Task goal » Copy every line of the entries that includes the word "непосредственно".

[Start of Data records]

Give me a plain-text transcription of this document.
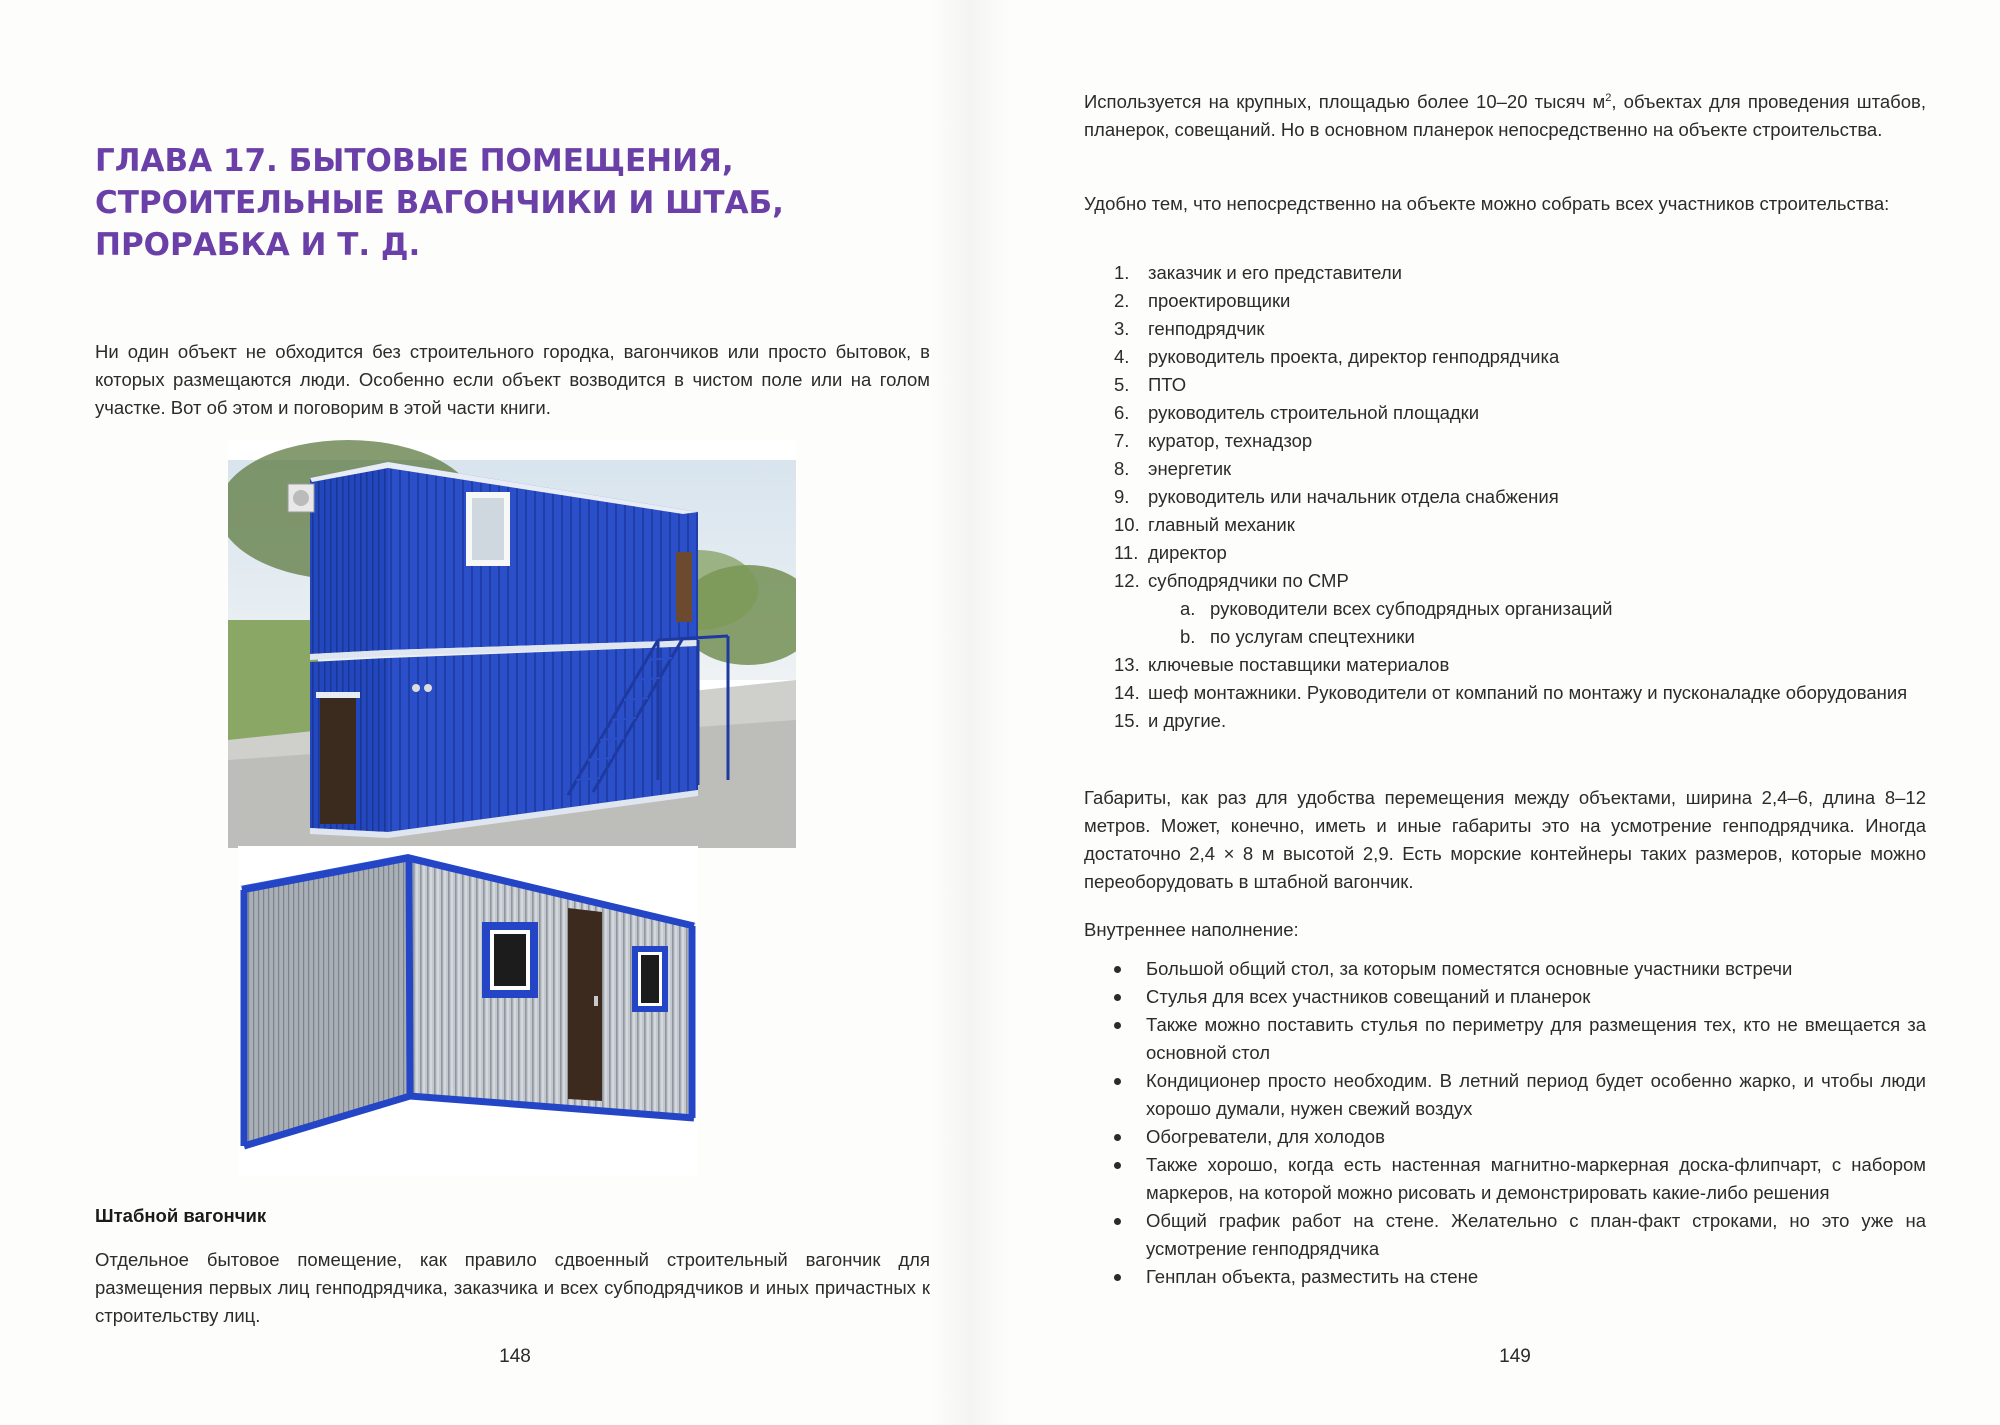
ГЛАВА 17. БЫТОВЫЕ ПОМЕЩЕНИЯ, СТРОИТЕЛЬНЫЕ ВАГОНЧИКИ И ШТАБ, ПРОРАБКА И Т. Д.

Ни один объект не обходится без строительного городка, вагончиков или просто бытовок, в которых размещаются люди. Особенно если объект возводится в чистом поле или на голом участке. Вот об этом и поговорим в этой части книги.

Штабной вагончик

Отдельное бытовое помещение, как правило сдвоенный строительный вагончик для размещения первых лиц генподрядчика, заказчика и всех субподрядчиков и иных причастных к строительству лиц.

148

Используется на крупных, площадью более 10–20 тысяч $м^2$, объектах для проведения штабов, планерок, совещаний. Но в основном планерок непосредственно на объекте строительства.

Удобно тем, что непосредственно на объекте можно собрать всех участников строительства:

1. заказчик и его представители
2. проектировщики
3. генподрядчик
4. руководитель проекта, директор генподрядчика
5. ПТО
6. руководитель строительной площадки
7. куратор, технадзор
8. энергетик
9. руководитель или начальник отдела снабжения
10. главный механик
11. директор
12. субподрядчики по СМР
a. руководители всех субподрядных организаций
b. по услугам спецтехники
13. ключевые поставщики материалов
14. шеф монтажники. Руководители от компаний по монтажу и пусконаладке оборудования
15. и другие.

Габариты, как раз для удобства перемещения между объектами, ширина 2,4–6, длина 8–12 метров. Может, конечно, иметь и иные габариты это на усмотрение генподрядчика. Иногда достаточно 2,4 × 8 м высотой 2,9. Есть морские контейнеры таких размеров, которые можно переоборудовать в штабной вагончик.

Внутреннее наполнение:

Большой общий стол, за которым поместятся основные участники встречи
Стулья для всех участников совещаний и планерок
Также можно поставить стулья по периметру для размещения тех, кто не вмещается за основной стол
Кондиционер просто необходим. В летний период будет особенно жарко, и чтобы люди хорошо думали, нужен свежий воздух
Обогреватели, для холодов
Также хорошо, когда есть настенная магнитно-маркерная доска-флипчарт, с набором маркеров, на которой можно рисовать и демонстрировать какие-либо решения
Общий график работ на стене. Желательно с план-факт строками, но это уже на усмотрение генподрядчика
Генплан объекта, разместить на стене

149
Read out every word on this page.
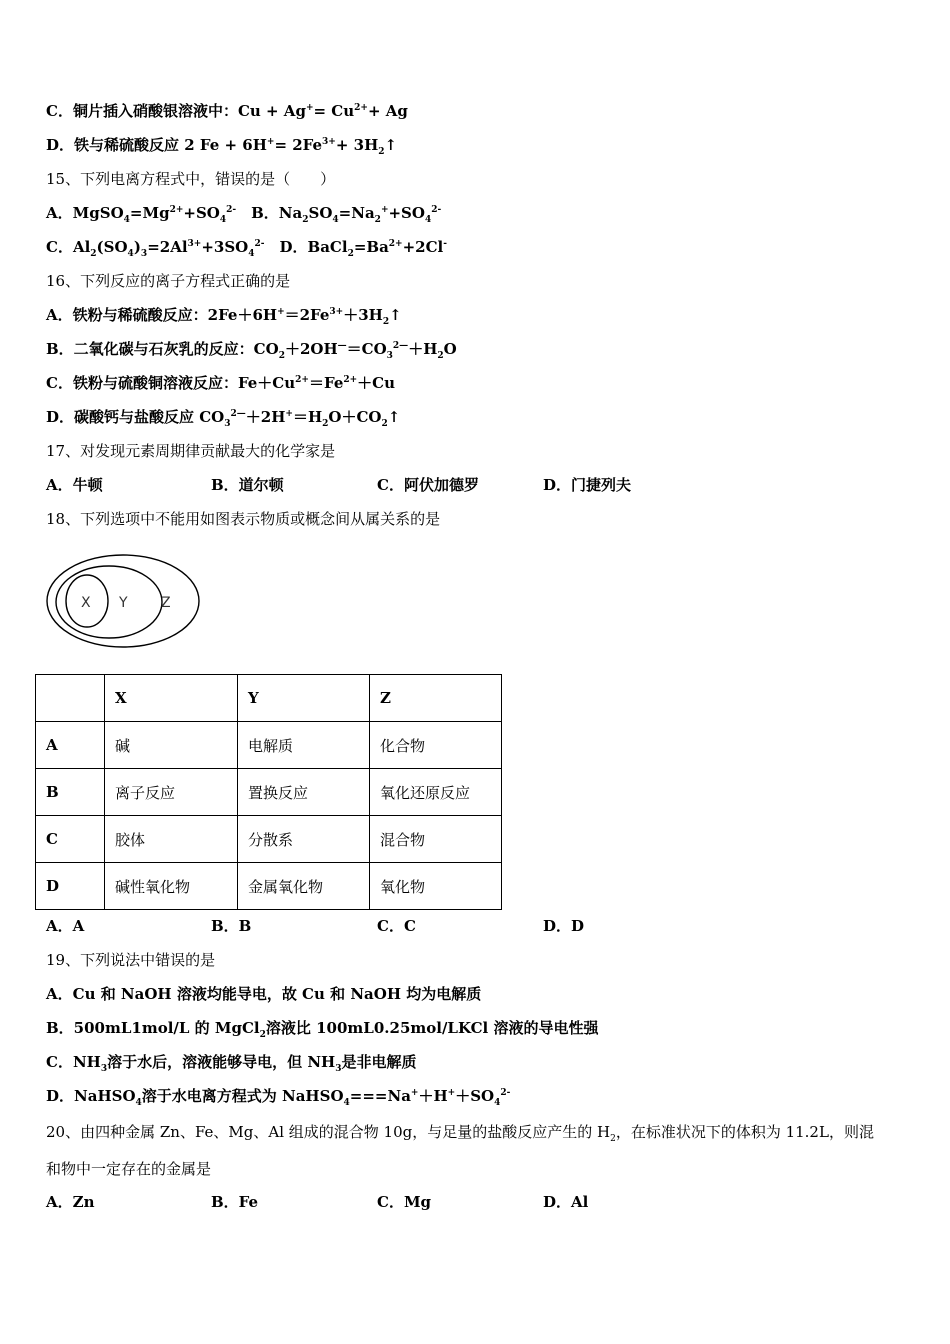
C．铜片插入硝酸银溶液中：$Cu + Ag^+= Cu^{2+}+ Ag$
D．铁与稀硫酸反应 2 $Fe + 6H^+= 2Fe^{3+}+$ $3H_2↑$
15、下列电离方程式中，错误的是（　　）
A．$MgSO_4=Mg^{2+}+SO_4^{2-}$　B．$Na_2SO_4=Na_2^++SO_4^{2-}$
C．$Al_2(SO_4)_3=2Al^{3+}+3SO_4^{2-}$　D．$BaCl_2=Ba^{2+}+2Cl^-$
16、下列反应的离子方程式正确的是
A．铁粉与稀硫酸反应：$2Fe+6H^+=2Fe^{3+}+3H_2↑$
B．二氧化碳与石灰乳的反应：$CO_2+2OH^—=CO_3^{2—}+H_2O$
C．铁粉与硫酸铜溶液反应：$Fe+Cu^{2+}=Fe^{2+}+Cu$
D．碳酸钙与盐酸反应 $CO_3^{2—}+2H^+=H_2O+CO_2↑$
17、对发现元素周期律贡献最大的化学家是
A．牛顿	B．道尔顿	C．阿伏加德罗	D．门捷列夫
18、下列选项中不能用如图表示物质或概念间从属关系的是
X Y Z
	X	Y	Z
A	碱	电解质	化合物
B	离子反应	置换反应	氧化还原反应
C	胶体	分散系	混合物
D	碱性氧化物	金属氧化物	氧化物
A．A	B．B	C．C	D．D
19、下列说法中错误的是
A．Cu 和 NaOH 溶液均能导电，故 Cu 和 NaOH 均为电解质
B．500mL1mol/L 的 MgCl$_2$溶液比 100mL0.25mol/LKCl 溶液的导电性强
C．$NH_3$溶于水后，溶液能够导电，但 $NH_3$是非电解质
D．NaHSO$_4$溶于水电离方程式为 $NaHSO_4===Na^++H^++SO_4^{2-}$
20、由四种金属 Zn、Fe、Mg、Al 组成的混合物 10g，与足量的盐酸反应产生的 $H_2$，在标准状况下的体积为 11.2L，则混
和物中一定存在的金属是
A．Zn	B．Fe	C．Mg	D．Al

[End of Data records]

Full answer »
Используется на крупных, площадью более 10–20 тысяч $м^2$, объектах для проведения штабов, планерок, совещаний. Но в основном планерок непосредственно на объекте строительства.
Удобно тем, что непосредственно на объекте можно собрать всех участников строительства:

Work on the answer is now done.